• _Data for this exercise_

====

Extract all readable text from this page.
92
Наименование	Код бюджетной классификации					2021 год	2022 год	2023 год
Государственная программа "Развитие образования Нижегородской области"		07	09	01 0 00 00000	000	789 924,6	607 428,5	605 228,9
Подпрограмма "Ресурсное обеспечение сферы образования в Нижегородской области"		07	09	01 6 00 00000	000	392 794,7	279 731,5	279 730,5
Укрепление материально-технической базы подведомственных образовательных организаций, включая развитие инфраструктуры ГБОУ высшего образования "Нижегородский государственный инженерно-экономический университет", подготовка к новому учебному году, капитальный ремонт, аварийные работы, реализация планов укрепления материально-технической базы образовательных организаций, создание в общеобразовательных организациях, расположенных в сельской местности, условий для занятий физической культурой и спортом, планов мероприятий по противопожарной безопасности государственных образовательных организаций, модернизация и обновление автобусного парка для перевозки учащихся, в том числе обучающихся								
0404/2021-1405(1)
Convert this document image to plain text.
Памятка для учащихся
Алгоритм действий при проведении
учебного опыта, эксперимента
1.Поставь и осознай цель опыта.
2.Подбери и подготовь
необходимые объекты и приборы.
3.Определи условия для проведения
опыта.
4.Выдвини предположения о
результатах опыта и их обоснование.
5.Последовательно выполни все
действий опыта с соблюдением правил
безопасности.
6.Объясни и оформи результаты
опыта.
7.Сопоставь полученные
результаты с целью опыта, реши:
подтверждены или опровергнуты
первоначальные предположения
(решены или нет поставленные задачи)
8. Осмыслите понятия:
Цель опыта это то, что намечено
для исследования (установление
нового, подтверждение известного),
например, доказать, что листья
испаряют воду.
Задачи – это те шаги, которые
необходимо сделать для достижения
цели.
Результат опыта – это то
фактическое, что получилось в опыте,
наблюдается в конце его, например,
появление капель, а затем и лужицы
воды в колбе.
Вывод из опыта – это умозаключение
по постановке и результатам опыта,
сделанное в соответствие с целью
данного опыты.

====

• _Your task_
Your task is to transcribe the material exactly.

• _Solution for this exercise_
Extract all readable text from this page.
92
Наименование	Код бюджетной классификации					2021 год	2022 год	2023 год
Государственная программа "Развитие образования Нижегородской области"		07	09	01 0 00 00000	000	789 924,6	607 428,5	605 228,9
Подпрограмма "Ресурсное обеспечение сферы образования в Нижегородской области"		07	09	01 6 00 00000	000	392 794,7	279 731,5	279 730,5
Укрепление материально-технической базы подведомственных образовательных организаций, включая развитие инфраструктуры ГБОУ высшего образования "Нижегородский государственный инженерно-экономический университет", подготовка к новому учебному году, капитальный ремонт, аварийные работы, реализация планов укрепления материально-технической базы образовательных организаций, создание в общеобразовательных организациях, расположенных в сельской местности, условий для занятий физической культурой и спортом, планов мероприятий по противопожарной безопасности государственных образовательных организаций, модернизация и обновление автобусного парка для перевозки учащихся, в том числе обучающихся								
0404/2021-1405(1)
Convert this document image to plain text.
Памятка для учащихся
Алгоритм действий при проведении
учебного опыта, эксперимента
1.Поставь и осознай цель опыта.
2.Подбери и подготовь
необходимые объекты и приборы.
3.Определи условия для проведения
опыта.
4.Выдвини предположения о
результатах опыта и их обоснование.
5.Последовательно выполни все
действий опыта с соблюдением правил
безопасности.
6.Объясни и оформи результаты
опыта.
7.Сопоставь полученные
результаты с целью опыта, реши:
подтверждены или опровергнуты
первоначальные предположения
(решены или нет поставленные задачи)
8. Осмыслите понятия:
Цель опыта это то, что намечено
для исследования (установление
нового, подтверждение известного),
например, доказать, что листья
испаряют воду.
Задачи – это те шаги, которые
необходимо сделать для достижения
цели.
Результат опыта – это то
фактическое, что получилось в опыте,
наблюдается в конце его, например,
появление капель, а затем и лужицы
воды в колбе.
Вывод из опыта – это умозаключение
по постановке и результатам опыта,
сделанное в соответствие с целью
данного опыты.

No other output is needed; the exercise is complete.